>>>

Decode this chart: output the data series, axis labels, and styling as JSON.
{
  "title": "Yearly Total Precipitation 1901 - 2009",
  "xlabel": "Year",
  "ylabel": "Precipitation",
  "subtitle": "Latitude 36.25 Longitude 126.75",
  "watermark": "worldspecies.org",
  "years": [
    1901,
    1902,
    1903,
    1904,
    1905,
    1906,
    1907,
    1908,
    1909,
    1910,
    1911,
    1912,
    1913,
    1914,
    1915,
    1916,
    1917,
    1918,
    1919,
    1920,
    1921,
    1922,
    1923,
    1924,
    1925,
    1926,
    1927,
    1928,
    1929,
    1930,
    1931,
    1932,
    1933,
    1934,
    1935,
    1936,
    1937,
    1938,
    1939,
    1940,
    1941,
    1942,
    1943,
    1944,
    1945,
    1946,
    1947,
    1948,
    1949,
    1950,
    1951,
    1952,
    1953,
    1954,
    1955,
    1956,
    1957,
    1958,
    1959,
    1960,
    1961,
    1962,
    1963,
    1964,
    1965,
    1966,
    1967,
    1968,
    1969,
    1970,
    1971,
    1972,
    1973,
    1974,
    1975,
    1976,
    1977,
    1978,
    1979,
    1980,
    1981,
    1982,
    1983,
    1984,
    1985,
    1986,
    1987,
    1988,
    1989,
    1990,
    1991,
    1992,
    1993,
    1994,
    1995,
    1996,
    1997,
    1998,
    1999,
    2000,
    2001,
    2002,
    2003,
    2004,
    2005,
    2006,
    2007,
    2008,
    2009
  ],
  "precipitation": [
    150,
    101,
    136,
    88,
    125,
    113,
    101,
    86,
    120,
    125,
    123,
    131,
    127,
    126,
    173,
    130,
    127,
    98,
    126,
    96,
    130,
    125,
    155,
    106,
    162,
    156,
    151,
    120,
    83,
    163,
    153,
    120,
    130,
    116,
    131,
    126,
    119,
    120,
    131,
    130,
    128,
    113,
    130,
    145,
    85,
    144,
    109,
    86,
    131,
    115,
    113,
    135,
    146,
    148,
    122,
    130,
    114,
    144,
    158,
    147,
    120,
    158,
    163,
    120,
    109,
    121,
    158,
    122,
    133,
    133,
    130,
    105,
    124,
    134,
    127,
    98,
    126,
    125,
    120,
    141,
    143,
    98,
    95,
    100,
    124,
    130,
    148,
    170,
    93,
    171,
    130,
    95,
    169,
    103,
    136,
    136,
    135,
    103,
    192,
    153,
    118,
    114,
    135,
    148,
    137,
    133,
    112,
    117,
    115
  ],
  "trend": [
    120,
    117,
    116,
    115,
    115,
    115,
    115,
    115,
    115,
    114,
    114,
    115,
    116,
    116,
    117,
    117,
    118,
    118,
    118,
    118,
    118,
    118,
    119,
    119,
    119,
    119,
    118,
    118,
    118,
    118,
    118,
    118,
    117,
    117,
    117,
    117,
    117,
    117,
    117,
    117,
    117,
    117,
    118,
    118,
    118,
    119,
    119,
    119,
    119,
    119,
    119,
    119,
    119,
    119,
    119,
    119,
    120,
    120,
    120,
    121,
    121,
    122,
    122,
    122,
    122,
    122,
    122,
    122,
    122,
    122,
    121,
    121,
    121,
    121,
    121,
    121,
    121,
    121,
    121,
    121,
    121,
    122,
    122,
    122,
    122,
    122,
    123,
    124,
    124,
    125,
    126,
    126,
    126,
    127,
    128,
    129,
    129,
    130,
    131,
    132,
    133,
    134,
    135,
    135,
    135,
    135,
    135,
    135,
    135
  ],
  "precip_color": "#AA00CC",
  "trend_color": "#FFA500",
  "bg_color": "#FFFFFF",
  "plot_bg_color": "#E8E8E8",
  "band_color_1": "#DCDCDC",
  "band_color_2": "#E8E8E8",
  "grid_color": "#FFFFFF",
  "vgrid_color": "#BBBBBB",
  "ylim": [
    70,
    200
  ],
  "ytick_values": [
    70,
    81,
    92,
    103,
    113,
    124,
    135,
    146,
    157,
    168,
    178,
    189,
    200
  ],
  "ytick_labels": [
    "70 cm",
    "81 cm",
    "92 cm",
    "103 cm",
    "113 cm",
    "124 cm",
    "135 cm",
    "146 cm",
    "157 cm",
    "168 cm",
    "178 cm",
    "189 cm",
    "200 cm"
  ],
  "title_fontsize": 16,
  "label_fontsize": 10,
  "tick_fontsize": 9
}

<<<

Given request —
From the listing above, extract every line exactly as it stands.

Solution for this task —
Decode this chart: output the data series, axis labels, and styling as JSON.
{
  "title": "Yearly Total Precipitation 1901 - 2009",
  "xlabel": "Year",
  "ylabel": "Precipitation",
  "subtitle": "Latitude 36.25 Longitude 126.75",
  "watermark": "worldspecies.org",
  "years": [
    1901,
    1902,
    1903,
    1904,
    1905,
    1906,
    1907,
    1908,
    1909,
    1910,
    1911,
    1912,
    1913,
    1914,
    1915,
    1916,
    1917,
    1918,
    1919,
    1920,
    1921,
    1922,
    1923,
    1924,
    1925,
    1926,
    1927,
    1928,
    1929,
    1930,
    1931,
    1932,
    1933,
    1934,
    1935,
    1936,
    1937,
    1938,
    1939,
    1940,
    1941,
    1942,
    1943,
    1944,
    1945,
    1946,
    1947,
    1948,
    1949,
    1950,
    1951,
    1952,
    1953,
    1954,
    1955,
    1956,
    1957,
    1958,
    1959,
    1960,
    1961,
    1962,
    1963,
    1964,
    1965,
    1966,
    1967,
    1968,
    1969,
    1970,
    1971,
    1972,
    1973,
    1974,
    1975,
    1976,
    1977,
    1978,
    1979,
    1980,
    1981,
    1982,
    1983,
    1984,
    1985,
    1986,
    1987,
    1988,
    1989,
    1990,
    1991,
    1992,
    1993,
    1994,
    1995,
    1996,
    1997,
    1998,
    1999,
    2000,
    2001,
    2002,
    2003,
    2004,
    2005,
    2006,
    2007,
    2008,
    2009
  ],
  "precipitation": [
    150,
    101,
    136,
    88,
    125,
    113,
    101,
    86,
    120,
    125,
    123,
    131,
    127,
    126,
    173,
    130,
    127,
    98,
    126,
    96,
    130,
    125,
    155,
    106,
    162,
    156,
    151,
    120,
    83,
    163,
    153,
    120,
    130,
    116,
    131,
    126,
    119,
    120,
    131,
    130,
    128,
    113,
    130,
    145,
    85,
    144,
    109,
    86,
    131,
    115,
    113,
    135,
    146,
    148,
    122,
    130,
    114,
    144,
    158,
    147,
    120,
    158,
    163,
    120,
    109,
    121,
    158,
    122,
    133,
    133,
    130,
    105,
    124,
    134,
    127,
    98,
    126,
    125,
    120,
    141,
    143,
    98,
    95,
    100,
    124,
    130,
    148,
    170,
    93,
    171,
    130,
    95,
    169,
    103,
    136,
    136,
    135,
    103,
    192,
    153,
    118,
    114,
    135,
    148,
    137,
    133,
    112,
    117,
    115
  ],
  "trend": [
    120,
    117,
    116,
    115,
    115,
    115,
    115,
    115,
    115,
    114,
    114,
    115,
    116,
    116,
    117,
    117,
    118,
    118,
    118,
    118,
    118,
    118,
    119,
    119,
    119,
    119,
    118,
    118,
    118,
    118,
    118,
    118,
    117,
    117,
    117,
    117,
    117,
    117,
    117,
    117,
    117,
    117,
    118,
    118,
    118,
    119,
    119,
    119,
    119,
    119,
    119,
    119,
    119,
    119,
    119,
    119,
    120,
    120,
    120,
    121,
    121,
    122,
    122,
    122,
    122,
    122,
    122,
    122,
    122,
    122,
    121,
    121,
    121,
    121,
    121,
    121,
    121,
    121,
    121,
    121,
    121,
    122,
    122,
    122,
    122,
    122,
    123,
    124,
    124,
    125,
    126,
    126,
    126,
    127,
    128,
    129,
    129,
    130,
    131,
    132,
    133,
    134,
    135,
    135,
    135,
    135,
    135,
    135,
    135
  ],
  "precip_color": "#AA00CC",
  "trend_color": "#FFA500",
  "bg_color": "#FFFFFF",
  "plot_bg_color": "#E8E8E8",
  "band_color_1": "#DCDCDC",
  "band_color_2": "#E8E8E8",
  "grid_color": "#FFFFFF",
  "vgrid_color": "#BBBBBB",
  "ylim": [
    70,
    200
  ],
  "ytick_values": [
    70,
    81,
    92,
    103,
    113,
    124,
    135,
    146,
    157,
    168,
    178,
    189,
    200
  ],
  "ytick_labels": [
    "70 cm",
    "81 cm",
    "92 cm",
    "103 cm",
    "113 cm",
    "124 cm",
    "135 cm",
    "146 cm",
    "157 cm",
    "168 cm",
    "178 cm",
    "189 cm",
    "200 cm"
  ],
  "title_fontsize": 16,
  "label_fontsize": 10,
  "tick_fontsize": 9
}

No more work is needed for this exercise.